## Given task
Note each line that includes the word "type". Copy those lines.

## Records
Begin

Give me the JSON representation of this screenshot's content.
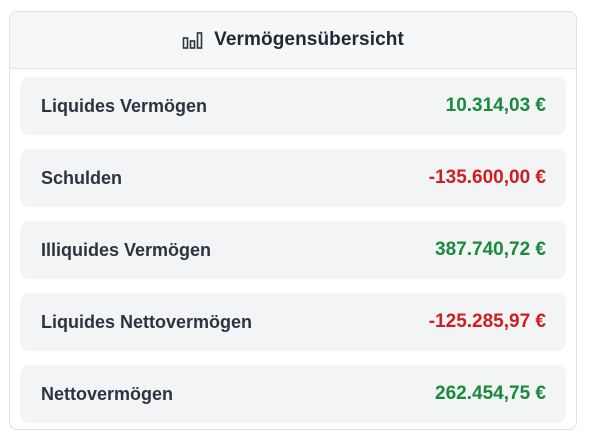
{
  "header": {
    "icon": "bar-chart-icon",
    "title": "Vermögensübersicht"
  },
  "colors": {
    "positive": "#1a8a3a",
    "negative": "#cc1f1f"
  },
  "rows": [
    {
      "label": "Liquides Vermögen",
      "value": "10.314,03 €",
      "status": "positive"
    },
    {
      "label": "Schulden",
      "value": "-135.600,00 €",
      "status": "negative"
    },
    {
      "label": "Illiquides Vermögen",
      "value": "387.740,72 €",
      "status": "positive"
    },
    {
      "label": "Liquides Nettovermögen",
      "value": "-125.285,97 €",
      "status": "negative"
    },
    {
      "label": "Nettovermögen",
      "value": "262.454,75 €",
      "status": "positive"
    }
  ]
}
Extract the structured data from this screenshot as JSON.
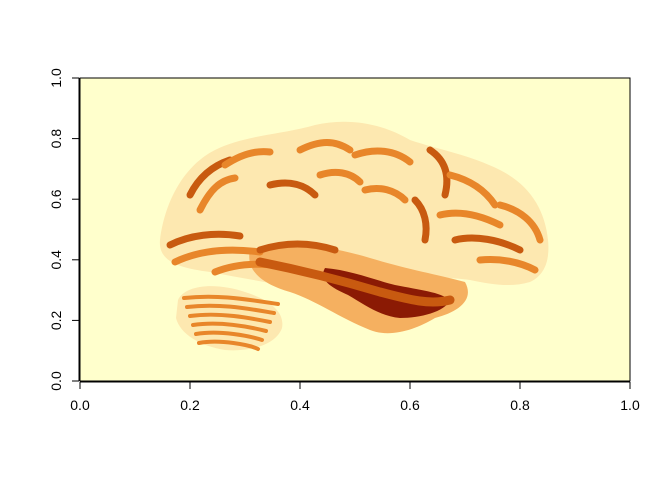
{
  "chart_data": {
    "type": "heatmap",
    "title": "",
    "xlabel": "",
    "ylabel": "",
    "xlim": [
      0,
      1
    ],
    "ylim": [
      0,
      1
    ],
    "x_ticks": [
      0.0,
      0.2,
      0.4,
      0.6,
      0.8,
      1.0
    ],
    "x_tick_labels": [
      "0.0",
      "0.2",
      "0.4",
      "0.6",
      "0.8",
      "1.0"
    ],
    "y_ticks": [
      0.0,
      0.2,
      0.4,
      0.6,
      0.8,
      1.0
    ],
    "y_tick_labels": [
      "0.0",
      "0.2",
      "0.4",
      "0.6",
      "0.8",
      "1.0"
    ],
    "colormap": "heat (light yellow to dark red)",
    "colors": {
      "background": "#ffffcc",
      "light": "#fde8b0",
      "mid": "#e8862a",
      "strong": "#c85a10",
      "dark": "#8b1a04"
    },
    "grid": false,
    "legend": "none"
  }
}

End
Begin

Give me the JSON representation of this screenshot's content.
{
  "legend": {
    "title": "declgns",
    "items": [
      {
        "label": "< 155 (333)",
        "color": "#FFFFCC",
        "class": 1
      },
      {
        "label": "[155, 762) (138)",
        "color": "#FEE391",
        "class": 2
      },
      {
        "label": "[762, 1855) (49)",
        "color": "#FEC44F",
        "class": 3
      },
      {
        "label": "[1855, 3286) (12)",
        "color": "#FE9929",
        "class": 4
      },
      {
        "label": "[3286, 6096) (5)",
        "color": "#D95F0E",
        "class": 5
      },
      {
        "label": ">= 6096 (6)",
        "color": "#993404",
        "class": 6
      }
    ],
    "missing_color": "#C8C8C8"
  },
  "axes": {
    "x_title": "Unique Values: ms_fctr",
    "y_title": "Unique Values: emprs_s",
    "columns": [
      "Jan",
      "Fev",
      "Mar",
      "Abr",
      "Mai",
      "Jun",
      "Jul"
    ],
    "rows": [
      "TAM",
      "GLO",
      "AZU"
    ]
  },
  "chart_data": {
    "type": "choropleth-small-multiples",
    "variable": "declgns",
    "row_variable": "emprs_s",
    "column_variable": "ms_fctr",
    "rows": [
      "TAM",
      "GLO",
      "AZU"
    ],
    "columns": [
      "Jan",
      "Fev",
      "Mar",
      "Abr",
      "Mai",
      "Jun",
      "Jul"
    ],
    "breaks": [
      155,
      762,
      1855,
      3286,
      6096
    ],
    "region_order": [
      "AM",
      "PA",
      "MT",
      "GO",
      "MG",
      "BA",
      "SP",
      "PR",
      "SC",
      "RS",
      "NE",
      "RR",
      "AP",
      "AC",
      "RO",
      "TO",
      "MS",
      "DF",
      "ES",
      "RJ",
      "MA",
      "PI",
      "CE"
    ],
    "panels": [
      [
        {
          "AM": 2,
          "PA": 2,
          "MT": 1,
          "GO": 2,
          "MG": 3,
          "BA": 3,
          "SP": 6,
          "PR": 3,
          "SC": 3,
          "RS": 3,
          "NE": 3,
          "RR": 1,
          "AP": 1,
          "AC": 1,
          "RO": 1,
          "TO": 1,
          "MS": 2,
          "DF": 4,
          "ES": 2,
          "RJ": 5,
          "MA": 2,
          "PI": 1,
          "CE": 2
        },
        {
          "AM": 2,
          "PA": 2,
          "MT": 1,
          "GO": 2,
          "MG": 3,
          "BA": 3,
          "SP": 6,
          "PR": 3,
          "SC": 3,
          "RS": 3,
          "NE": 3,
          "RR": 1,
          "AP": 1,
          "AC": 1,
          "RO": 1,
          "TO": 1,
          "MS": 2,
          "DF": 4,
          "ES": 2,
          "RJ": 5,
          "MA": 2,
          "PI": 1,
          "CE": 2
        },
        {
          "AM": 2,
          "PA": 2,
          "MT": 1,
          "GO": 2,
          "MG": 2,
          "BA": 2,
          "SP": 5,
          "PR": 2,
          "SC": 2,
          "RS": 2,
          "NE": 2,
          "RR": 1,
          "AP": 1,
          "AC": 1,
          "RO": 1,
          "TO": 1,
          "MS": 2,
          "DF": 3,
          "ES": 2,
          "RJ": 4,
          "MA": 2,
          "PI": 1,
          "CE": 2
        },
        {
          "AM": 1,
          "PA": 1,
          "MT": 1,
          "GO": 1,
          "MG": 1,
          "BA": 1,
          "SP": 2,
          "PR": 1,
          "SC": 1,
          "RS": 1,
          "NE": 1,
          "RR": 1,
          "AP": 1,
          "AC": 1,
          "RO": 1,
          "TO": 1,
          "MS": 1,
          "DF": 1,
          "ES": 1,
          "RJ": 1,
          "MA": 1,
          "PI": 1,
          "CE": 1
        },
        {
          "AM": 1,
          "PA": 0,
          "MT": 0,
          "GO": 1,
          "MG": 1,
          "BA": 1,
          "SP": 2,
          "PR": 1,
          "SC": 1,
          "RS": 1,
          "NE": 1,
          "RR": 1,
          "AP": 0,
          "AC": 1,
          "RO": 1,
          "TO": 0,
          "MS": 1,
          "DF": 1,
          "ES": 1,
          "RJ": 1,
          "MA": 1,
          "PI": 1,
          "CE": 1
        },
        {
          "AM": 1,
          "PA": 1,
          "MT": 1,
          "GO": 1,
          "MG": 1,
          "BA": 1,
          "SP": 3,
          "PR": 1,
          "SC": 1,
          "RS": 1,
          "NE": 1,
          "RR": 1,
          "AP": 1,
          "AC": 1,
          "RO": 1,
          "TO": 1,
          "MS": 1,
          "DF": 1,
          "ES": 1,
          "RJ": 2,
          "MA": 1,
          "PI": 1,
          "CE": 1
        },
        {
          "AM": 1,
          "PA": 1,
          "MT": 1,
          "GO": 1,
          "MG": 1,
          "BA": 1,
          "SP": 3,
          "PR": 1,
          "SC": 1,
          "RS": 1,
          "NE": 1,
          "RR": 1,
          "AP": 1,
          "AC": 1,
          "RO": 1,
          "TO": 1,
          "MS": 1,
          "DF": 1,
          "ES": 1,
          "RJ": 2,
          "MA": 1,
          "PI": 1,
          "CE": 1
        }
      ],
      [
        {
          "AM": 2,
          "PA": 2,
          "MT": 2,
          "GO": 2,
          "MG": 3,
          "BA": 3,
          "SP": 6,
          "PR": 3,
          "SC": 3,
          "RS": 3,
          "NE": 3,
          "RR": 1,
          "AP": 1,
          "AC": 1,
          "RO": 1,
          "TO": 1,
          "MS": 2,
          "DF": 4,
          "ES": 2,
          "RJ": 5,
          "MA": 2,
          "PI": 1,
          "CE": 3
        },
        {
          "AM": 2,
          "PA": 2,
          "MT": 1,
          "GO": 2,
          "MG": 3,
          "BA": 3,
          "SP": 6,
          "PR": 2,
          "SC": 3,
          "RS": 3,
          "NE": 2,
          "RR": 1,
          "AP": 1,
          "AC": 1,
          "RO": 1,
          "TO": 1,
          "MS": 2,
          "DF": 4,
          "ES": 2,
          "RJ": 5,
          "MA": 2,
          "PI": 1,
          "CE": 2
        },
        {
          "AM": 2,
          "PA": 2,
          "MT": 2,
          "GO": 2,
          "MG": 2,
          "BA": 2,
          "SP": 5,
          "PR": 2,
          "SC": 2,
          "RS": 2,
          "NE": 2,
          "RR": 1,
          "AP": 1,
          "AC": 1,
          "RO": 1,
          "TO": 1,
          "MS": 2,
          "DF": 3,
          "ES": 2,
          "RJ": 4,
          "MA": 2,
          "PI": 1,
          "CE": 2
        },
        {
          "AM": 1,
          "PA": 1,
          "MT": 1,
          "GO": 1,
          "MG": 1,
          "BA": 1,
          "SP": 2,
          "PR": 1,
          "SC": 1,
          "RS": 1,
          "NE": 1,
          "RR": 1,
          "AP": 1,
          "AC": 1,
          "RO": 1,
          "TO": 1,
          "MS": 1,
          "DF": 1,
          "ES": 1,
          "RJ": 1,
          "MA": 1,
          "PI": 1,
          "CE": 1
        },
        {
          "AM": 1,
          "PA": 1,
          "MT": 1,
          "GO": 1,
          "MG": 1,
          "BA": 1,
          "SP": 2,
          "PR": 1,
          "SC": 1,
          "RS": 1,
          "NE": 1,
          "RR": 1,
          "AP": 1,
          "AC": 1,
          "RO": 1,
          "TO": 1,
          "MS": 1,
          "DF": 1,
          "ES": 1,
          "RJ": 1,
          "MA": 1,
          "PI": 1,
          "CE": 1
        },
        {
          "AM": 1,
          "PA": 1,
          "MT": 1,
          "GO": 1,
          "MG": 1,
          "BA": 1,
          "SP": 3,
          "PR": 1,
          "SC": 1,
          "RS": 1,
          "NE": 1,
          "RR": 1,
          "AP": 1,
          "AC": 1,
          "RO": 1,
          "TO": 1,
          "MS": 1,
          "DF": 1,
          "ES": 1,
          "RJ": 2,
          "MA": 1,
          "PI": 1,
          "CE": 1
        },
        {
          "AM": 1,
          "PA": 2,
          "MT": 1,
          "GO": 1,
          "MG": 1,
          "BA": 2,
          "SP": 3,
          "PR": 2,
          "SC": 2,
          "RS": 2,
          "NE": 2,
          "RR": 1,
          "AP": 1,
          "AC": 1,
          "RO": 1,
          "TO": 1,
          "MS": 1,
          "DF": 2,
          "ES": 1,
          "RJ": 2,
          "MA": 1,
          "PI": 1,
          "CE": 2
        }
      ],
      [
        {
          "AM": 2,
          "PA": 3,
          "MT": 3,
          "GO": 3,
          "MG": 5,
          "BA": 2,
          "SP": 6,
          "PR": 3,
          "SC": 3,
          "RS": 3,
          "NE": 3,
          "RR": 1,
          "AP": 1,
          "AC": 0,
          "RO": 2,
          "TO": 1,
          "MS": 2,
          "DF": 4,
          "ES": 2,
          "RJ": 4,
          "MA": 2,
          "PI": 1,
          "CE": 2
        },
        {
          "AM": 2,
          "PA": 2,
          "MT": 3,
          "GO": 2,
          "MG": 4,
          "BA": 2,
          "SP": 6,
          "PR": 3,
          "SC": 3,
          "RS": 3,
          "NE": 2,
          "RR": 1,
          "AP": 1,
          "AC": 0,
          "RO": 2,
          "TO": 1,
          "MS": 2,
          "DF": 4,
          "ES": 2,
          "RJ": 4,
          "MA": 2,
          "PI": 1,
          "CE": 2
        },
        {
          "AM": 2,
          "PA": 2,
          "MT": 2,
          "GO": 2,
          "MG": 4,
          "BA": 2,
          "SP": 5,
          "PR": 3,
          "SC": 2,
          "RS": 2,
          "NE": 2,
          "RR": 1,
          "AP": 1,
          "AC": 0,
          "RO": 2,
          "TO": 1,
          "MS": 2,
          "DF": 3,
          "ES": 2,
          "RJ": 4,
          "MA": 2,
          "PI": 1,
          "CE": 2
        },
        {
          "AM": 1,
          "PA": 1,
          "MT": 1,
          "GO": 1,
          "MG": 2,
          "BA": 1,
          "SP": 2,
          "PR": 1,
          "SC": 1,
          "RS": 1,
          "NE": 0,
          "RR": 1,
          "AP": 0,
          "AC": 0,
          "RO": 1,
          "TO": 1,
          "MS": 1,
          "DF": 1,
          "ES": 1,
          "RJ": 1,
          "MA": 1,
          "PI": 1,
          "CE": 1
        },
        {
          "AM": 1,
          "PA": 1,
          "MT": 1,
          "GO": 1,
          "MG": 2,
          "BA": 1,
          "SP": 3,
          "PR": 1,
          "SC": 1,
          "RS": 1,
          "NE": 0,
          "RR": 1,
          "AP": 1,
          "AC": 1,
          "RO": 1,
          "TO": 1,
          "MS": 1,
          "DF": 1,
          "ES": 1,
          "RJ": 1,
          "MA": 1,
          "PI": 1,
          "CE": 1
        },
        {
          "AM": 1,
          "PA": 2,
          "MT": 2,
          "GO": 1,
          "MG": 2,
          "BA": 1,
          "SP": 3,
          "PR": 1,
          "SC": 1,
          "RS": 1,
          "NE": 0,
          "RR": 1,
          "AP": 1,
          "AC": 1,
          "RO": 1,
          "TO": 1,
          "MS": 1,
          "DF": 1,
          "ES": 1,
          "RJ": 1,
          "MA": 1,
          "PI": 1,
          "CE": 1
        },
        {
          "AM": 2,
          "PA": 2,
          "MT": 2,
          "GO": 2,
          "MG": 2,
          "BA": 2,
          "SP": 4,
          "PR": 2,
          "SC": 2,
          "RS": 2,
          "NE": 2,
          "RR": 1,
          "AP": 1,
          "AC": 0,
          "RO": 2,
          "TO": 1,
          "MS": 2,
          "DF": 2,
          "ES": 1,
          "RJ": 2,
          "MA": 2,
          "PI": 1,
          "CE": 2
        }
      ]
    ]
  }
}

End

## The reply
    "type": "heatmap",
    "type": "choropleth-small-multiples",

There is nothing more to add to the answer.